§ **Data excerpts**:
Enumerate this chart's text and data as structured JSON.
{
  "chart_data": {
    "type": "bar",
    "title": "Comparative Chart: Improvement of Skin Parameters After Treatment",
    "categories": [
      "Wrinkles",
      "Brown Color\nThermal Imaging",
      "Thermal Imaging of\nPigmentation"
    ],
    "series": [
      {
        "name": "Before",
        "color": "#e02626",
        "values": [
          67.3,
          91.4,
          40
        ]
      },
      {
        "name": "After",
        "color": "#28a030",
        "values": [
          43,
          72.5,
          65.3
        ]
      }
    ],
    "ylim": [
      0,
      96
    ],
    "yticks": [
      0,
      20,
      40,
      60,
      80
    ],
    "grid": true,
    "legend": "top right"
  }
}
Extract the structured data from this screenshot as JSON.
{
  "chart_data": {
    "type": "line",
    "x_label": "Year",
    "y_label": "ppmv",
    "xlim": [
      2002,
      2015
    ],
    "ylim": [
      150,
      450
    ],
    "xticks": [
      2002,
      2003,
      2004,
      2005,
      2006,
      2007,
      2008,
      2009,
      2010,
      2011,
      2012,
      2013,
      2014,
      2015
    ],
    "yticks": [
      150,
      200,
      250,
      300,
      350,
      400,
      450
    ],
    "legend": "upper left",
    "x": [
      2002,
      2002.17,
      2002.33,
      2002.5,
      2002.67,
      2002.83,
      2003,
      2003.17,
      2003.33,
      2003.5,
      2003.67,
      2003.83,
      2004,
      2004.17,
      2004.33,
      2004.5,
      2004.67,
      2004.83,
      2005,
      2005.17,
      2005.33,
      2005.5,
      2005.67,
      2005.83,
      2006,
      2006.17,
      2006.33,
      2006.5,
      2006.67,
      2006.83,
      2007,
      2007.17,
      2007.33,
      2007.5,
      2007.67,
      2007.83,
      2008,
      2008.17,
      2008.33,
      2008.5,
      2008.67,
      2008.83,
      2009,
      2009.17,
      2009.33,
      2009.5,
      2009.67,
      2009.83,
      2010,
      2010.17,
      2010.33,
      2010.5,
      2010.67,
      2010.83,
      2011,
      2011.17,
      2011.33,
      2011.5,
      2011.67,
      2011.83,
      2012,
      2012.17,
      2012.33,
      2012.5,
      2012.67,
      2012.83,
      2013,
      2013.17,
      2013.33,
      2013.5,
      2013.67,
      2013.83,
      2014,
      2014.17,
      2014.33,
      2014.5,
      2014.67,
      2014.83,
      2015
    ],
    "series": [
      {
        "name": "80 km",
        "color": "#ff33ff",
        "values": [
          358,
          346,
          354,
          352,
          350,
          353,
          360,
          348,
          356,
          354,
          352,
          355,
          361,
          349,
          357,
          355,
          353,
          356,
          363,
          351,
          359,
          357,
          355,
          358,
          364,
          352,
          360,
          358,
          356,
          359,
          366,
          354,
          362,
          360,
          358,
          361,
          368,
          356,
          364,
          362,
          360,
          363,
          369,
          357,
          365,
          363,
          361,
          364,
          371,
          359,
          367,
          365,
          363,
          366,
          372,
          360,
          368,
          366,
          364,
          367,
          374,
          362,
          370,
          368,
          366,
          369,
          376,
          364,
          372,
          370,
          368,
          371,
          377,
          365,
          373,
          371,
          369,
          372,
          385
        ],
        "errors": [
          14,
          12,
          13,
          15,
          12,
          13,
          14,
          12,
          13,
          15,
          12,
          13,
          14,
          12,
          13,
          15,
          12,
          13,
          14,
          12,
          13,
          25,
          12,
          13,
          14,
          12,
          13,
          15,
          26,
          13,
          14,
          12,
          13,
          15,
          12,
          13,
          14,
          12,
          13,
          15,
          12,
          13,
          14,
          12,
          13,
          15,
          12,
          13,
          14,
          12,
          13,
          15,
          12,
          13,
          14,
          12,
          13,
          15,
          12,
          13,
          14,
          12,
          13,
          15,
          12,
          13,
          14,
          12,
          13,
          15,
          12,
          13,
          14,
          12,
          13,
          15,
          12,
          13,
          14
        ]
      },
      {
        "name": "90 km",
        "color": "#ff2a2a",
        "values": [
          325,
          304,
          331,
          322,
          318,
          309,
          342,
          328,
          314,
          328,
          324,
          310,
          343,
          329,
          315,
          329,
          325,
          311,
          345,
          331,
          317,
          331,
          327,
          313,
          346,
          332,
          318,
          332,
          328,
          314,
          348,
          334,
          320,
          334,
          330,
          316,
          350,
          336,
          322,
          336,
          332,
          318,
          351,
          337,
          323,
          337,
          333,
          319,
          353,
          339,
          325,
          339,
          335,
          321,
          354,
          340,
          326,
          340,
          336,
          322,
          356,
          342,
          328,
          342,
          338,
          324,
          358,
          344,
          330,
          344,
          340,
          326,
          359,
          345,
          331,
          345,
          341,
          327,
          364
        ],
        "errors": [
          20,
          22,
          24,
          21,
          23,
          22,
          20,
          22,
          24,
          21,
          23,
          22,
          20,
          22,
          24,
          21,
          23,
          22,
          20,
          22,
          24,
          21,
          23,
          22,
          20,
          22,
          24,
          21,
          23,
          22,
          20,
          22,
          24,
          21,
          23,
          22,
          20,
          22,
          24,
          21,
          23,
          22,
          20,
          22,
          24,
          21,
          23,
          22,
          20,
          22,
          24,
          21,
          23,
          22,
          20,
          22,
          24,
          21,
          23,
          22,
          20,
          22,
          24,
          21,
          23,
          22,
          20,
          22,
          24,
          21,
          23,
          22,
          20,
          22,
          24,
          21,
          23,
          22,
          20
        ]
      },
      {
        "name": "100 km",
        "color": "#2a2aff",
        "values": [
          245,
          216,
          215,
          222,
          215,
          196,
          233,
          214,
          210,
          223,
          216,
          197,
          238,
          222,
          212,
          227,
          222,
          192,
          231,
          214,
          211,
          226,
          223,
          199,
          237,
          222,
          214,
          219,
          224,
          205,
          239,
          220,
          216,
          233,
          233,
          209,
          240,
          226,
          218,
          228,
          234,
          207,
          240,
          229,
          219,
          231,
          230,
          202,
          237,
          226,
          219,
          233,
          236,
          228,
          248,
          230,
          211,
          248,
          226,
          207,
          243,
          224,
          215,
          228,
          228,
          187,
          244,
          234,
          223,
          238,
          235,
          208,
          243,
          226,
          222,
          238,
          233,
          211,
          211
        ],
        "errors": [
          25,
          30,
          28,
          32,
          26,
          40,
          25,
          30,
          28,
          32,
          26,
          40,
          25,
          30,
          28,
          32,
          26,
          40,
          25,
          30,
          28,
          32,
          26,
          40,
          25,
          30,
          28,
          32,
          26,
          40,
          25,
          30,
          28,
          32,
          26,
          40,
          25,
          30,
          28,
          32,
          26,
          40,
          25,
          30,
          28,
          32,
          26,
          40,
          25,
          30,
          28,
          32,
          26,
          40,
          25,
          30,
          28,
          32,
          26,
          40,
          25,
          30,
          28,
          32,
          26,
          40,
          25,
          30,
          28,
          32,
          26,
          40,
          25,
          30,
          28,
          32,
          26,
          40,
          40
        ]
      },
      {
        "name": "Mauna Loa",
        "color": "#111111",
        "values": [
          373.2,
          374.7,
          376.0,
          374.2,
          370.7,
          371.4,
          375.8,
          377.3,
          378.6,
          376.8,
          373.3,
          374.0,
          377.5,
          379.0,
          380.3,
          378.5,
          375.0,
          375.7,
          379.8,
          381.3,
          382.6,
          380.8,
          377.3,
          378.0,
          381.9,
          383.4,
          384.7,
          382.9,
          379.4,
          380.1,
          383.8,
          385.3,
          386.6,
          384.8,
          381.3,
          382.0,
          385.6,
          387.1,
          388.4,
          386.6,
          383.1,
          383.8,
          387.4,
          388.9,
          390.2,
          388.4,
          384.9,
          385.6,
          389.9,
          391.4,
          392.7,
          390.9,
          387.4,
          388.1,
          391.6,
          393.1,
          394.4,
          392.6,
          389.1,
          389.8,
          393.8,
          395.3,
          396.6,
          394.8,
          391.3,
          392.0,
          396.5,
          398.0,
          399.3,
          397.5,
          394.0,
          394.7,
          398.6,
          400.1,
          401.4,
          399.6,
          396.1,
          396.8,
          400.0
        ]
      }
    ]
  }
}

§ **Work to do**:
In the records above, tally the lines where the word "name" appears, and give the number and nothing else.

§ **Reply to the task**:
6